▶ _TASK DETAILS_:
Lines holding the string "name" are the ones to copy from this listing.

▶ _Stored data entries_:

------------------------------------------------

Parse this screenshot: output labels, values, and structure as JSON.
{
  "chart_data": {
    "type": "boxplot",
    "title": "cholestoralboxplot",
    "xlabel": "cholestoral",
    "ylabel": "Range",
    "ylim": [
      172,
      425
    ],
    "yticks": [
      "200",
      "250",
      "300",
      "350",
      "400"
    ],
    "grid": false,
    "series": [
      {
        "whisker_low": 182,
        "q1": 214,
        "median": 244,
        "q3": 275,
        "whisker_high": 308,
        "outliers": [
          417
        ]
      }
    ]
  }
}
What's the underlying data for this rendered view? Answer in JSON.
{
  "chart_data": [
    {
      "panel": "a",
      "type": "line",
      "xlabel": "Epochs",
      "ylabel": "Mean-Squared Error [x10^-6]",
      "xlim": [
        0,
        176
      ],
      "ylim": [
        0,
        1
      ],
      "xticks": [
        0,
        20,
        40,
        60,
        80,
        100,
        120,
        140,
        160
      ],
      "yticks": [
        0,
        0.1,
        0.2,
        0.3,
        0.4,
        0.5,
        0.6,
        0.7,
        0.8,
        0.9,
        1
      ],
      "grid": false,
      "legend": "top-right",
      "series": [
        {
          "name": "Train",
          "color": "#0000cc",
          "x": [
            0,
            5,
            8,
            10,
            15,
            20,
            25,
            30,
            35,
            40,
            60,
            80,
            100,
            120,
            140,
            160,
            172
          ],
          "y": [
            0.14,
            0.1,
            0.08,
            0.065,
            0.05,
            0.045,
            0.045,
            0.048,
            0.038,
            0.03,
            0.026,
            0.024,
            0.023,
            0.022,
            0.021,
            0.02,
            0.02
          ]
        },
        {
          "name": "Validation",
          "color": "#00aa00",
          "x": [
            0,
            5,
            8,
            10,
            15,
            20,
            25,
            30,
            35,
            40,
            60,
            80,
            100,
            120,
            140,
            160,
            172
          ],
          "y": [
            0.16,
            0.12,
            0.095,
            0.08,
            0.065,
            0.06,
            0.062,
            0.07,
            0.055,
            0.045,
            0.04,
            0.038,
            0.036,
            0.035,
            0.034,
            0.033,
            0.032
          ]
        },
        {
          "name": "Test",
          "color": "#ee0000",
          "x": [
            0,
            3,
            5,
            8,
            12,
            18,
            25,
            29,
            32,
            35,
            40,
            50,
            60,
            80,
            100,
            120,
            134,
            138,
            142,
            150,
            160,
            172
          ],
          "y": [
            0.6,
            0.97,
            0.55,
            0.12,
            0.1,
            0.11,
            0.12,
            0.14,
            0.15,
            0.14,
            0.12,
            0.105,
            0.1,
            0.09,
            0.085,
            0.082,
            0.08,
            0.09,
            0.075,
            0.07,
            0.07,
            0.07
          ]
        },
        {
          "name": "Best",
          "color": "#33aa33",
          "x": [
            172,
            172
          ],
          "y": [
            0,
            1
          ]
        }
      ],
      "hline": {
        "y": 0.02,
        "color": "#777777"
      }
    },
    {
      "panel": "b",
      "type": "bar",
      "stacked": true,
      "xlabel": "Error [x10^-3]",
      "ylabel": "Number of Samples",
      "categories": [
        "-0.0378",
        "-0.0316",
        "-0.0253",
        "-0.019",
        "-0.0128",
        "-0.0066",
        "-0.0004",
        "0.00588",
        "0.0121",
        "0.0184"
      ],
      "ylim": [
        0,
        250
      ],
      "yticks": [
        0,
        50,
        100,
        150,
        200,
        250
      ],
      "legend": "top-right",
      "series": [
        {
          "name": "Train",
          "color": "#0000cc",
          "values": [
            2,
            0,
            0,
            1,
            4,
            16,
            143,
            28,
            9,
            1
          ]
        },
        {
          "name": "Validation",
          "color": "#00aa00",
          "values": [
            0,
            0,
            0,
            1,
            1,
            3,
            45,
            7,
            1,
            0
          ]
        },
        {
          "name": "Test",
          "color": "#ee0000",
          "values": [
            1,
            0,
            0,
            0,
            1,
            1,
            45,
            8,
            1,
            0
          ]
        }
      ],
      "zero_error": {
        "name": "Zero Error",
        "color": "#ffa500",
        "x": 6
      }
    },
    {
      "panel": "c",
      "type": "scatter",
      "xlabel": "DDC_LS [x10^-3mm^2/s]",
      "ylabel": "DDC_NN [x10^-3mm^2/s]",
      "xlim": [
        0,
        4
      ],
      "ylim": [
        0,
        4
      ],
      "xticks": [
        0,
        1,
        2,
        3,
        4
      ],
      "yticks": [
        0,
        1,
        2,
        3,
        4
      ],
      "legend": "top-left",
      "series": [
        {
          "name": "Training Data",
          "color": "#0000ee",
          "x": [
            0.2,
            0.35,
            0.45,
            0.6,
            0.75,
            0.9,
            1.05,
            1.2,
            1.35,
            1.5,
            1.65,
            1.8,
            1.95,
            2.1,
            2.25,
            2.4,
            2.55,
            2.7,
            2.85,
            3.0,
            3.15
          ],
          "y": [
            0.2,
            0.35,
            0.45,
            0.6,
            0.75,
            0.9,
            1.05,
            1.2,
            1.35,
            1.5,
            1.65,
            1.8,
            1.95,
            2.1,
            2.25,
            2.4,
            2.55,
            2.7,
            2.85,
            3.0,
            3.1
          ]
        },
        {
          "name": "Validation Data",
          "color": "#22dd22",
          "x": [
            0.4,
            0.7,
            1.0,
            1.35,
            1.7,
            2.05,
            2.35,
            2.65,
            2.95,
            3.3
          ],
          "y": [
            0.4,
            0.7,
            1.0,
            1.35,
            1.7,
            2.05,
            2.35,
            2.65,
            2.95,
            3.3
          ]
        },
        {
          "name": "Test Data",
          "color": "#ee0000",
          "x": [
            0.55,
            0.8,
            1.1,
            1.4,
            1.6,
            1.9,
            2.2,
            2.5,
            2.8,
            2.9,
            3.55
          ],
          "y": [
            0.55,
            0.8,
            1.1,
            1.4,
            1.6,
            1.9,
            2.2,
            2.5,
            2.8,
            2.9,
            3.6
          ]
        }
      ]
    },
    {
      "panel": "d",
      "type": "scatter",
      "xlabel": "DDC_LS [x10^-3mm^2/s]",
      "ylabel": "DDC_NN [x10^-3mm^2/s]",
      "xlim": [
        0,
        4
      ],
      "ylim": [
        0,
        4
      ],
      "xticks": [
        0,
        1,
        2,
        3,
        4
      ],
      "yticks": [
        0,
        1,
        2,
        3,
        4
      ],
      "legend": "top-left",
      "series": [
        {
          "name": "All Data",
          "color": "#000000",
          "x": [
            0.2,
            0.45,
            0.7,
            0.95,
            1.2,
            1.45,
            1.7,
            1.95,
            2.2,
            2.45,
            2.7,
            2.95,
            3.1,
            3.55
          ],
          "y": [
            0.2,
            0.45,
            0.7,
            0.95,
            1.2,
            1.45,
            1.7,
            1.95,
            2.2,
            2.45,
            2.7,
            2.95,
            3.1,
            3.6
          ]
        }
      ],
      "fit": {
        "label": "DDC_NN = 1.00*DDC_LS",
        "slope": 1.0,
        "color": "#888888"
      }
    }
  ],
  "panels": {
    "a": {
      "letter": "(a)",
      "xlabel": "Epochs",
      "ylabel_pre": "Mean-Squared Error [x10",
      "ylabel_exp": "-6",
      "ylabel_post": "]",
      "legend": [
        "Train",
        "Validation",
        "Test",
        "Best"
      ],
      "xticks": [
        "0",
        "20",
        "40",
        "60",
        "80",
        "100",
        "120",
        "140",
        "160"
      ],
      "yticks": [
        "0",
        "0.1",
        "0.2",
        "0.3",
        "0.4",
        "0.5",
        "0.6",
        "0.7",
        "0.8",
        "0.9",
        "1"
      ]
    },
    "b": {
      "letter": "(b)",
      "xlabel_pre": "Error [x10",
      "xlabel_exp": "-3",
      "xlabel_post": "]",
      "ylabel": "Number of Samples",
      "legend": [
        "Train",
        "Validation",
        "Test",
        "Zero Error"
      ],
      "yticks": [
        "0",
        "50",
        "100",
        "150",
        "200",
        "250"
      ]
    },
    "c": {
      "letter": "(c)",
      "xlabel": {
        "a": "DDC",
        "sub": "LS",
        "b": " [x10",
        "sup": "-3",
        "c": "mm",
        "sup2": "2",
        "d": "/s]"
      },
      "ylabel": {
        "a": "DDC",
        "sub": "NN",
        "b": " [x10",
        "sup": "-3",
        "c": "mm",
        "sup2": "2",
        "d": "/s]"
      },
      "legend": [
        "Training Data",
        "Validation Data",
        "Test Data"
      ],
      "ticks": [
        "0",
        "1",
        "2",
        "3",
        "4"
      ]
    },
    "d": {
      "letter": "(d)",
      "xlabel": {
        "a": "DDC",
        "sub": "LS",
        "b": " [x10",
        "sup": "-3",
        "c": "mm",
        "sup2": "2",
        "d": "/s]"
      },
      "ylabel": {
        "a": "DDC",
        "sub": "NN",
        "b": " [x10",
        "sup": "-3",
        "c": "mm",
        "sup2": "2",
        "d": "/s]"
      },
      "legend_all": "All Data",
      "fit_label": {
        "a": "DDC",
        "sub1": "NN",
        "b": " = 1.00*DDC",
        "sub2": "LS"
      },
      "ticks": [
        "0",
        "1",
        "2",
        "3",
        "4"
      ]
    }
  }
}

------------------------------------------------

▶ _THE SOLUTION_:
          "name": "Train",
          "name": "Validation",
          "name": "Test",
          "name": "Best",
          "name": "Train",
          "name": "Validation",
          "name": "Test",
        "name": "Zero Error",
          "name": "Training Data",
          "name": "Validation Data",
          "name": "Test Data",
          "name": "All Data",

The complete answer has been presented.